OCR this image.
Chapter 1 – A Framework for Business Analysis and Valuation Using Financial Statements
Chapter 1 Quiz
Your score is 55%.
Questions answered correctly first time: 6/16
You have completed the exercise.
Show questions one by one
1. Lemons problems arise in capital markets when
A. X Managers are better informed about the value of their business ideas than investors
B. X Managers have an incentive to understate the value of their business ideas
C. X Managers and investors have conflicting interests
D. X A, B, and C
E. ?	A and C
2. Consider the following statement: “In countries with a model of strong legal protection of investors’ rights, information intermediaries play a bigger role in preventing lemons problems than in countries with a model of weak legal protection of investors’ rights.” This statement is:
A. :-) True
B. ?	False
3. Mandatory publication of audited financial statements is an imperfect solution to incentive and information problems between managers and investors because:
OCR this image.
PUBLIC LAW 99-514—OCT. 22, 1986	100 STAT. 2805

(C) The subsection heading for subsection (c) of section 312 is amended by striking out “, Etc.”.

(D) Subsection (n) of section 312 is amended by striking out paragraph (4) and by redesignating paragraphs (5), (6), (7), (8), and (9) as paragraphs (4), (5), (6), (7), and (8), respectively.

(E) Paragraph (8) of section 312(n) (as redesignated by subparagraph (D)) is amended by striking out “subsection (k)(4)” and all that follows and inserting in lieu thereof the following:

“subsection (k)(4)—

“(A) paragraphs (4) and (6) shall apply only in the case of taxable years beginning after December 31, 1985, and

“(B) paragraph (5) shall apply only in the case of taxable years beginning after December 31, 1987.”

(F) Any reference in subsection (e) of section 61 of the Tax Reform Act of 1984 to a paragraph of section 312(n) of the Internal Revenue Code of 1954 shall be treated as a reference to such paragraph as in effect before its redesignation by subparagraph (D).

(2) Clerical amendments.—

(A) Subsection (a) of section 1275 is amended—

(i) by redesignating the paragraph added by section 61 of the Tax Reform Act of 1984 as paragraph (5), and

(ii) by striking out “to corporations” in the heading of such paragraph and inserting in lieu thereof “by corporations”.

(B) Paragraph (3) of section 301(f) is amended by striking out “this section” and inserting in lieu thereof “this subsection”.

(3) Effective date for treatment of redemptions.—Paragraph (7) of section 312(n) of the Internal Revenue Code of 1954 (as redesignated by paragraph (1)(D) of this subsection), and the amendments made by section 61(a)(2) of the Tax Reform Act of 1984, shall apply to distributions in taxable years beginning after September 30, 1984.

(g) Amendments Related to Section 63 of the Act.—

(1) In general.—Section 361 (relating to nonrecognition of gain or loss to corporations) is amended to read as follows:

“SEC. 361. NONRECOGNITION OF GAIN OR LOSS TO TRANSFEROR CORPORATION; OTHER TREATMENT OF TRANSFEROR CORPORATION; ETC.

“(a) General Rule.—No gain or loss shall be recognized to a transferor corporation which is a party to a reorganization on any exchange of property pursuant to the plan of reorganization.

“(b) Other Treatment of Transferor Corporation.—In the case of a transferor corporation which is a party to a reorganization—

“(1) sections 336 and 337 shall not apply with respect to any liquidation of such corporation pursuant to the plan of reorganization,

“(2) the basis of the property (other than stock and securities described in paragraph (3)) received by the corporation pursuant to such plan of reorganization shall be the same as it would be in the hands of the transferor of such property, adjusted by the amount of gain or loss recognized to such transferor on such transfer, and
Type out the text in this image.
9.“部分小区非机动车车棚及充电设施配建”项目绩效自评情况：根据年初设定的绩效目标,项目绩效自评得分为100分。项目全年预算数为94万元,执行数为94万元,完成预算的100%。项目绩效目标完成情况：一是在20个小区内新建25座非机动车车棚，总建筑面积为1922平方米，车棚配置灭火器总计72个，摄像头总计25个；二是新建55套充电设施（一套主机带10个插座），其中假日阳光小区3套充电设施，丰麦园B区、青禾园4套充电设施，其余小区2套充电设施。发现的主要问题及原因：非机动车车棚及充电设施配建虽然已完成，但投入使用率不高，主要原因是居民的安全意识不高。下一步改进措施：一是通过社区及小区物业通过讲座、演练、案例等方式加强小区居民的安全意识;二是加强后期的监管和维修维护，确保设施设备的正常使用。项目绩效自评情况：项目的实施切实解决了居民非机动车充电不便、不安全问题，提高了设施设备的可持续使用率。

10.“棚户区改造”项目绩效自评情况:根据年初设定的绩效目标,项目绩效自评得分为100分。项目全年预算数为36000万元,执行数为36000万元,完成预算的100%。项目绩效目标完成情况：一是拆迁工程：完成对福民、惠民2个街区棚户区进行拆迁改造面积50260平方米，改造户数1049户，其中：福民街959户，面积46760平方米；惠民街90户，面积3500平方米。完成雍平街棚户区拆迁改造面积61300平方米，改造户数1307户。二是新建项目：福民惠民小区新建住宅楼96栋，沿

→ **GOAL**
Give the listing again, word for word.

→ **PROBLEM SOLUTION**
OCR this image.
Chapter 1 – A Framework for Business Analysis and Valuation Using Financial Statements
Chapter 1 Quiz
Your score is 55%.
Questions answered correctly first time: 6/16
You have completed the exercise.
Show questions one by one
1. Lemons problems arise in capital markets when
A. X Managers are better informed about the value of their business ideas than investors
B. X Managers have an incentive to understate the value of their business ideas
C. X Managers and investors have conflicting interests
D. X A, B, and C
E. ?	A and C
2. Consider the following statement: “In countries with a model of strong legal protection of investors’ rights, information intermediaries play a bigger role in preventing lemons problems than in countries with a model of weak legal protection of investors’ rights.” This statement is:
A. :-) True
B. ?	False
3. Mandatory publication of audited financial statements is an imperfect solution to incentive and information problems between managers and investors because:
OCR this image.
PUBLIC LAW 99-514—OCT. 22, 1986	100 STAT. 2805

(C) The subsection heading for subsection (c) of section 312 is amended by striking out “, Etc.”.

(D) Subsection (n) of section 312 is amended by striking out paragraph (4) and by redesignating paragraphs (5), (6), (7), (8), and (9) as paragraphs (4), (5), (6), (7), and (8), respectively.

(E) Paragraph (8) of section 312(n) (as redesignated by subparagraph (D)) is amended by striking out “subsection (k)(4)” and all that follows and inserting in lieu thereof the following:

“subsection (k)(4)—

“(A) paragraphs (4) and (6) shall apply only in the case of taxable years beginning after December 31, 1985, and

“(B) paragraph (5) shall apply only in the case of taxable years beginning after December 31, 1987.”

(F) Any reference in subsection (e) of section 61 of the Tax Reform Act of 1984 to a paragraph of section 312(n) of the Internal Revenue Code of 1954 shall be treated as a reference to such paragraph as in effect before its redesignation by subparagraph (D).

(2) Clerical amendments.—

(A) Subsection (a) of section 1275 is amended—

(i) by redesignating the paragraph added by section 61 of the Tax Reform Act of 1984 as paragraph (5), and

(ii) by striking out “to corporations” in the heading of such paragraph and inserting in lieu thereof “by corporations”.

(B) Paragraph (3) of section 301(f) is amended by striking out “this section” and inserting in lieu thereof “this subsection”.

(3) Effective date for treatment of redemptions.—Paragraph (7) of section 312(n) of the Internal Revenue Code of 1954 (as redesignated by paragraph (1)(D) of this subsection), and the amendments made by section 61(a)(2) of the Tax Reform Act of 1984, shall apply to distributions in taxable years beginning after September 30, 1984.

(g) Amendments Related to Section 63 of the Act.—

(1) In general.—Section 361 (relating to nonrecognition of gain or loss to corporations) is amended to read as follows:

“SEC. 361. NONRECOGNITION OF GAIN OR LOSS TO TRANSFEROR CORPORATION; OTHER TREATMENT OF TRANSFEROR CORPORATION; ETC.

“(a) General Rule.—No gain or loss shall be recognized to a transferor corporation which is a party to a reorganization on any exchange of property pursuant to the plan of reorganization.

“(b) Other Treatment of Transferor Corporation.—In the case of a transferor corporation which is a party to a reorganization—

“(1) sections 336 and 337 shall not apply with respect to any liquidation of such corporation pursuant to the plan of reorganization,

“(2) the basis of the property (other than stock and securities described in paragraph (3)) received by the corporation pursuant to such plan of reorganization shall be the same as it would be in the hands of the transferor of such property, adjusted by the amount of gain or loss recognized to such transferor on such transfer, and
Type out the text in this image.
9.“部分小区非机动车车棚及充电设施配建”项目绩效自评情况：根据年初设定的绩效目标,项目绩效自评得分为100分。项目全年预算数为94万元,执行数为94万元,完成预算的100%。项目绩效目标完成情况：一是在20个小区内新建25座非机动车车棚，总建筑面积为1922平方米，车棚配置灭火器总计72个，摄像头总计25个；二是新建55套充电设施（一套主机带10个插座），其中假日阳光小区3套充电设施，丰麦园B区、青禾园4套充电设施，其余小区2套充电设施。发现的主要问题及原因：非机动车车棚及充电设施配建虽然已完成，但投入使用率不高，主要原因是居民的安全意识不高。下一步改进措施：一是通过社区及小区物业通过讲座、演练、案例等方式加强小区居民的安全意识;二是加强后期的监管和维修维护，确保设施设备的正常使用。项目绩效自评情况：项目的实施切实解决了居民非机动车充电不便、不安全问题，提高了设施设备的可持续使用率。

10.“棚户区改造”项目绩效自评情况:根据年初设定的绩效目标,项目绩效自评得分为100分。项目全年预算数为36000万元,执行数为36000万元,完成预算的100%。项目绩效目标完成情况：一是拆迁工程：完成对福民、惠民2个街区棚户区进行拆迁改造面积50260平方米，改造户数1049户，其中：福民街959户，面积46760平方米；惠民街90户，面积3500平方米。完成雍平街棚户区拆迁改造面积61300平方米，改造户数1307户。二是新建项目：福民惠民小区新建住宅楼96栋，沿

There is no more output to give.